Data for processing:
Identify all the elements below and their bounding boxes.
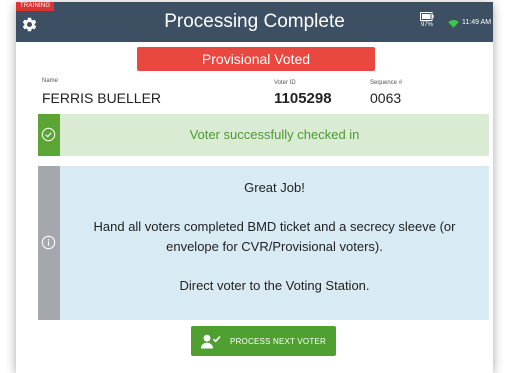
training-badge: TRAINING <box>16 2 55 11</box>
wifi-icon <box>448 20 459 28</box>
voter-id: 1105298 <box>274 90 332 107</box>
clock: 11:49 AM <box>462 19 492 26</box>
voter-name: FERRIS BUELLER <box>42 90 162 106</box>
info-instruction-line-1: Hand all voters completed BMD ticket and… <box>93 219 456 234</box>
info-icon-strip <box>38 166 60 320</box>
battery-percent: 97% <box>420 22 433 28</box>
voter-id-label: Voter ID <box>274 80 296 86</box>
success-message: Voter successfully checked in <box>38 114 489 156</box>
user-check-icon <box>201 334 221 348</box>
gear-icon[interactable] <box>21 16 38 33</box>
status-banner: Provisional Voted <box>137 47 375 71</box>
battery-indicator: 97% <box>416 12 438 28</box>
process-next-voter-button[interactable]: PROCESS NEXT VOTER <box>191 326 336 356</box>
sequence-number: 0063 <box>370 90 402 106</box>
info-instruction-line-2: envelope for CVR/Provisional voters). <box>166 239 383 254</box>
sequence-label: Sequence # <box>370 80 403 86</box>
info-heading: Great Job! <box>244 180 305 195</box>
header-bar: Processing Complete TRAINING 97% 11:49 A… <box>16 2 493 42</box>
check-circle-icon <box>41 127 56 142</box>
process-next-voter-label: PROCESS NEXT VOTER <box>230 336 326 346</box>
name-label: Name <box>42 78 59 84</box>
info-circle-icon <box>41 235 56 250</box>
info-direction: Direct voter to the Voting Station. <box>179 278 370 293</box>
success-text: Voter successfully checked in <box>189 127 360 142</box>
app-window: Processing Complete TRAINING 97% 11:49 A… <box>16 2 493 373</box>
success-icon-strip <box>38 114 60 156</box>
battery-icon <box>420 12 434 21</box>
info-panel: Great Job! Hand all voters completed BMD… <box>38 166 489 320</box>
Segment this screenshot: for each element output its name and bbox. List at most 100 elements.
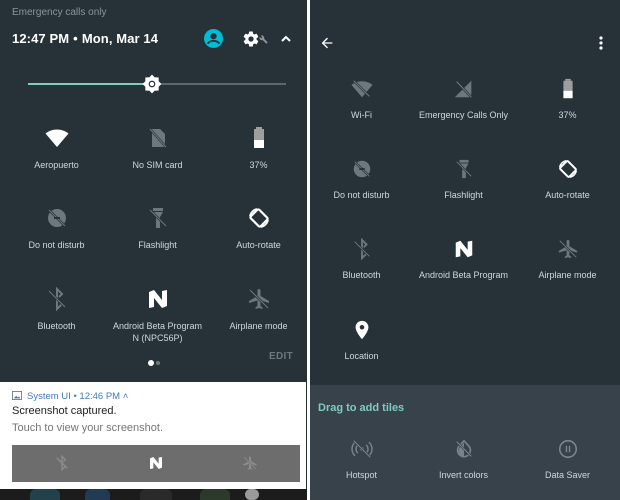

Required work:
Reproduce all of the material above word for word, omitting the pictures.

Exercise response:
Identify all the elements below and their bounding boxes.
training-badge: TRAINING <box>16 2 55 11</box>
wifi-icon <box>448 20 459 28</box>
voter-id: 1105298 <box>274 90 332 107</box>
clock: 11:49 AM <box>462 19 492 26</box>
voter-name: FERRIS BUELLER <box>42 90 162 106</box>
info-instruction-line-1: Hand all voters completed BMD ticket and… <box>93 219 456 234</box>
info-icon-strip <box>38 166 60 320</box>
battery-percent: 97% <box>420 22 433 28</box>
voter-id-label: Voter ID <box>274 80 296 86</box>
success-message: Voter successfully checked in <box>38 114 489 156</box>
user-check-icon <box>201 334 221 348</box>
gear-icon[interactable] <box>21 16 38 33</box>
status-banner: Provisional Voted <box>137 47 375 71</box>
battery-indicator: 97% <box>416 12 438 28</box>
process-next-voter-button[interactable]: PROCESS NEXT VOTER <box>191 326 336 356</box>
sequence-number: 0063 <box>370 90 402 106</box>
info-instruction-line-2: envelope for CVR/Provisional voters). <box>166 239 383 254</box>
sequence-label: Sequence # <box>370 80 403 86</box>
info-heading: Great Job! <box>244 180 305 195</box>
header-bar: Processing Complete TRAINING 97% 11:49 A… <box>16 2 493 42</box>
check-circle-icon <box>41 127 56 142</box>
process-next-voter-label: PROCESS NEXT VOTER <box>230 336 326 346</box>
name-label: Name <box>42 78 59 84</box>
info-circle-icon <box>41 235 56 250</box>
info-direction: Direct voter to the Voting Station. <box>179 278 370 293</box>
success-text: Voter successfully checked in <box>189 127 360 142</box>
app-window: Processing Complete TRAINING 97% 11:49 A… <box>16 2 493 373</box>
success-icon-strip <box>38 114 60 156</box>
battery-icon <box>420 12 434 21</box>
info-panel: Great Job! Hand all voters completed BMD… <box>38 166 489 320</box>
Segment this screenshot: for each element output its name and bbox. List at most 100 elements.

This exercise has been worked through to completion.